Give a verbatim quotation of every record.

#### Record extracts:
* * * *

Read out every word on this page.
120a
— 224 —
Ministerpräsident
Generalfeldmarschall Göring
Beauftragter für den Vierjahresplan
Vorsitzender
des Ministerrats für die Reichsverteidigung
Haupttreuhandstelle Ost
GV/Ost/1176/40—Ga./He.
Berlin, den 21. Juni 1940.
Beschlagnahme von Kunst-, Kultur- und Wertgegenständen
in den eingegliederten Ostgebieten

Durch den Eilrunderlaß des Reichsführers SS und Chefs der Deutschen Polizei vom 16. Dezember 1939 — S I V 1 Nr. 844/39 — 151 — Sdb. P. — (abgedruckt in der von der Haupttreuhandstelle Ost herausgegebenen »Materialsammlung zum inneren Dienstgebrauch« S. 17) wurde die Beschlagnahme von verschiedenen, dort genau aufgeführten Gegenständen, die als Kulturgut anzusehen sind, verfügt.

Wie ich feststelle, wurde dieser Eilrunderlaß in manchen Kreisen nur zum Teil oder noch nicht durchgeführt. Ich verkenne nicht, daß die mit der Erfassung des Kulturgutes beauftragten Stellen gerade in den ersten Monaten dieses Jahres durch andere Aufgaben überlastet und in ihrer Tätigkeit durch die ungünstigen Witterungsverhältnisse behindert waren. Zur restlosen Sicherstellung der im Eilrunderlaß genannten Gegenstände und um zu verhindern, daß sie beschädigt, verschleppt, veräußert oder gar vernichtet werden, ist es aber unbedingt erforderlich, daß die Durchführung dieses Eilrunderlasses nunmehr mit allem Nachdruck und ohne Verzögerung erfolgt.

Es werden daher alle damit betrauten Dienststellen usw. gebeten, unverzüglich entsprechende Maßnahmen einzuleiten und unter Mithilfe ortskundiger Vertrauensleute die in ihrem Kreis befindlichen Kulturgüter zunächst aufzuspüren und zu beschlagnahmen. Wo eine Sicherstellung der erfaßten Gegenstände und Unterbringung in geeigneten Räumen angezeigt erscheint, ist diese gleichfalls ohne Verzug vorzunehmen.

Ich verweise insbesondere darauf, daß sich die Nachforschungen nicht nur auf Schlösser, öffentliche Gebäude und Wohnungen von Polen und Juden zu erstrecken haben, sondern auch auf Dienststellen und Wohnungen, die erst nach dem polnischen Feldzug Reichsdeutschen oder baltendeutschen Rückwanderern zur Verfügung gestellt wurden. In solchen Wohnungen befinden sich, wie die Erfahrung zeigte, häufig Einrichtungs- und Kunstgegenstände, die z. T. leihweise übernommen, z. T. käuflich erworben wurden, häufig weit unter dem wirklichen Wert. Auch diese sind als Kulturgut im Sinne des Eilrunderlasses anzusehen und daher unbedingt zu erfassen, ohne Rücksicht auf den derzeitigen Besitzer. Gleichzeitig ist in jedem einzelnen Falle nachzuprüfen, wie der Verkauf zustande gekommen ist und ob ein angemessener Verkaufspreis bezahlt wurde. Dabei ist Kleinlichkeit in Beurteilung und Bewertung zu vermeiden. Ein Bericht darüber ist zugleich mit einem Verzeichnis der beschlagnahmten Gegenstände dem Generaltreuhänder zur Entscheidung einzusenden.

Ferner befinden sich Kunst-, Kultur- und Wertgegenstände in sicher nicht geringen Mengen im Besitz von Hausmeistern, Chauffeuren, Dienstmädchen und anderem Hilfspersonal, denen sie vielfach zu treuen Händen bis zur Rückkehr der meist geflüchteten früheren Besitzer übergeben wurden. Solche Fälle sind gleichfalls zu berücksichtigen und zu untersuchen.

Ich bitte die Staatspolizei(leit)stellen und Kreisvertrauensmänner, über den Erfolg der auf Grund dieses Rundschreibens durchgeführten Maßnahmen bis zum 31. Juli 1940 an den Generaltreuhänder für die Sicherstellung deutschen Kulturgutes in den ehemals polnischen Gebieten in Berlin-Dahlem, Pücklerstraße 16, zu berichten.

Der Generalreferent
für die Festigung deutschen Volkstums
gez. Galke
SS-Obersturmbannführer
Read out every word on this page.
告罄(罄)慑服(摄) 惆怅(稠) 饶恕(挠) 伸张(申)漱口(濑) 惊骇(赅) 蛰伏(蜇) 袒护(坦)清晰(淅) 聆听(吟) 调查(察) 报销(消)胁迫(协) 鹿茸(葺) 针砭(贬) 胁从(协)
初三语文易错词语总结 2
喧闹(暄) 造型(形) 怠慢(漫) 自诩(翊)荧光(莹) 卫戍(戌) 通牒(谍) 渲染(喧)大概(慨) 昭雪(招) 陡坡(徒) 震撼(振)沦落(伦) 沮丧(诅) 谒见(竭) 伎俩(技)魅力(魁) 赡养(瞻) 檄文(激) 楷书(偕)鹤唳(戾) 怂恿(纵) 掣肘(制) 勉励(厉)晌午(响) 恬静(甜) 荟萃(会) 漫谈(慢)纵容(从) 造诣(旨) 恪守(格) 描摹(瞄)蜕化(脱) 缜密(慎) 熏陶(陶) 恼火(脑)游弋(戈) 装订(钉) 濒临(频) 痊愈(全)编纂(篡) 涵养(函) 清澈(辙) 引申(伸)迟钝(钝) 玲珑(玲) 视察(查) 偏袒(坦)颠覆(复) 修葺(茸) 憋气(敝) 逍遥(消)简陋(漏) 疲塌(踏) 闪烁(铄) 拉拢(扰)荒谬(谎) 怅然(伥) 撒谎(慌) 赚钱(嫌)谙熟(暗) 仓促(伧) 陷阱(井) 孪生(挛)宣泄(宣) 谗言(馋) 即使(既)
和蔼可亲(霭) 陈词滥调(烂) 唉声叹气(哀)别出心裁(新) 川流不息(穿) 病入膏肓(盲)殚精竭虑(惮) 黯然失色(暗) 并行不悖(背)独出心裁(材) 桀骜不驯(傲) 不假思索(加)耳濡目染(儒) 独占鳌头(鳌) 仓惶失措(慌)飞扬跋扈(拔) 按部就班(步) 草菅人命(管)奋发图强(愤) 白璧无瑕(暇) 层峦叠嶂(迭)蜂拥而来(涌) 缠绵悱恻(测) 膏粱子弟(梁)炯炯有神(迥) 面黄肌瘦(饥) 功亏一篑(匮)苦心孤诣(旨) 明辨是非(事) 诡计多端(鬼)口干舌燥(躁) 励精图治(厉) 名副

* * * *

#### Solution to the problem:
Read out every word on this page.
120a
— 224 —
Ministerpräsident
Generalfeldmarschall Göring
Beauftragter für den Vierjahresplan
Vorsitzender
des Ministerrats für die Reichsverteidigung
Haupttreuhandstelle Ost
GV/Ost/1176/40—Ga./He.
Berlin, den 21. Juni 1940.
Beschlagnahme von Kunst-, Kultur- und Wertgegenständen
in den eingegliederten Ostgebieten

Durch den Eilrunderlaß des Reichsführers SS und Chefs der Deutschen Polizei vom 16. Dezember 1939 — S I V 1 Nr. 844/39 — 151 — Sdb. P. — (abgedruckt in der von der Haupttreuhandstelle Ost herausgegebenen »Materialsammlung zum inneren Dienstgebrauch« S. 17) wurde die Beschlagnahme von verschiedenen, dort genau aufgeführten Gegenständen, die als Kulturgut anzusehen sind, verfügt.

Wie ich feststelle, wurde dieser Eilrunderlaß in manchen Kreisen nur zum Teil oder noch nicht durchgeführt. Ich verkenne nicht, daß die mit der Erfassung des Kulturgutes beauftragten Stellen gerade in den ersten Monaten dieses Jahres durch andere Aufgaben überlastet und in ihrer Tätigkeit durch die ungünstigen Witterungsverhältnisse behindert waren. Zur restlosen Sicherstellung der im Eilrunderlaß genannten Gegenstände und um zu verhindern, daß sie beschädigt, verschleppt, veräußert oder gar vernichtet werden, ist es aber unbedingt erforderlich, daß die Durchführung dieses Eilrunderlasses nunmehr mit allem Nachdruck und ohne Verzögerung erfolgt.

Es werden daher alle damit betrauten Dienststellen usw. gebeten, unverzüglich entsprechende Maßnahmen einzuleiten und unter Mithilfe ortskundiger Vertrauensleute die in ihrem Kreis befindlichen Kulturgüter zunächst aufzuspüren und zu beschlagnahmen. Wo eine Sicherstellung der erfaßten Gegenstände und Unterbringung in geeigneten Räumen angezeigt erscheint, ist diese gleichfalls ohne Verzug vorzunehmen.

Ich verweise insbesondere darauf, daß sich die Nachforschungen nicht nur auf Schlösser, öffentliche Gebäude und Wohnungen von Polen und Juden zu erstrecken haben, sondern auch auf Dienststellen und Wohnungen, die erst nach dem polnischen Feldzug Reichsdeutschen oder baltendeutschen Rückwanderern zur Verfügung gestellt wurden. In solchen Wohnungen befinden sich, wie die Erfahrung zeigte, häufig Einrichtungs- und Kunstgegenstände, die z. T. leihweise übernommen, z. T. käuflich erworben wurden, häufig weit unter dem wirklichen Wert. Auch diese sind als Kulturgut im Sinne des Eilrunderlasses anzusehen und daher unbedingt zu erfassen, ohne Rücksicht auf den derzeitigen Besitzer. Gleichzeitig ist in jedem einzelnen Falle nachzuprüfen, wie der Verkauf zustande gekommen ist und ob ein angemessener Verkaufspreis bezahlt wurde. Dabei ist Kleinlichkeit in Beurteilung und Bewertung zu vermeiden. Ein Bericht darüber ist zugleich mit einem Verzeichnis der beschlagnahmten Gegenstände dem Generaltreuhänder zur Entscheidung einzusenden.

Ferner befinden sich Kunst-, Kultur- und Wertgegenstände in sicher nicht geringen Mengen im Besitz von Hausmeistern, Chauffeuren, Dienstmädchen und anderem Hilfspersonal, denen sie vielfach zu treuen Händen bis zur Rückkehr der meist geflüchteten früheren Besitzer übergeben wurden. Solche Fälle sind gleichfalls zu berücksichtigen und zu untersuchen.

Ich bitte die Staatspolizei(leit)stellen und Kreisvertrauensmänner, über den Erfolg der auf Grund dieses Rundschreibens durchgeführten Maßnahmen bis zum 31. Juli 1940 an den Generaltreuhänder für die Sicherstellung deutschen Kulturgutes in den ehemals polnischen Gebieten in Berlin-Dahlem, Pücklerstraße 16, zu berichten.

Der Generalreferent
für die Festigung deutschen Volkstums
gez. Galke
SS-Obersturmbannführer
Read out every word on this page.
告罄(罄)慑服(摄) 惆怅(稠) 饶恕(挠) 伸张(申)漱口(濑) 惊骇(赅) 蛰伏(蜇) 袒护(坦)清晰(淅) 聆听(吟) 调查(察) 报销(消)胁迫(协) 鹿茸(葺) 针砭(贬) 胁从(协)
初三语文易错词语总结 2
喧闹(暄) 造型(形) 怠慢(漫) 自诩(翊)荧光(莹) 卫戍(戌) 通牒(谍) 渲染(喧)大概(慨) 昭雪(招) 陡坡(徒) 震撼(振)沦落(伦) 沮丧(诅) 谒见(竭) 伎俩(技)魅力(魁) 赡养(瞻) 檄文(激) 楷书(偕)鹤唳(戾) 怂恿(纵) 掣肘(制) 勉励(厉)晌午(响) 恬静(甜) 荟萃(会) 漫谈(慢)纵容(从) 造诣(旨) 恪守(格) 描摹(瞄)蜕化(脱) 缜密(慎) 熏陶(陶) 恼火(脑)游弋(戈) 装订(钉) 濒临(频) 痊愈(全)编纂(篡) 涵养(函) 清澈(辙) 引申(伸)迟钝(钝) 玲珑(玲) 视察(查) 偏袒(坦)颠覆(复) 修葺(茸) 憋气(敝) 逍遥(消)简陋(漏) 疲塌(踏) 闪烁(铄) 拉拢(扰)荒谬(谎) 怅然(伥) 撒谎(慌) 赚钱(嫌)谙熟(暗) 仓促(伧) 陷阱(井) 孪生(挛)宣泄(宣) 谗言(馋) 即使(既)
和蔼可亲(霭) 陈词滥调(烂) 唉声叹气(哀)别出心裁(新) 川流不息(穿) 病入膏肓(盲)殚精竭虑(惮) 黯然失色(暗) 并行不悖(背)独出心裁(材) 桀骜不驯(傲) 不假思索(加)耳濡目染(儒) 独占鳌头(鳌) 仓惶失措(慌)飞扬跋扈(拔) 按部就班(步) 草菅人命(管)奋发图强(愤) 白璧无瑕(暇) 层峦叠嶂(迭)蜂拥而来(涌) 缠绵悱恻(测) 膏粱子弟(梁)炯炯有神(迥) 面黄肌瘦(饥) 功亏一篑(匮)苦心孤诣(旨) 明辨是非(事) 诡计多端(鬼)口干舌燥(躁) 励精图治(厉) 名副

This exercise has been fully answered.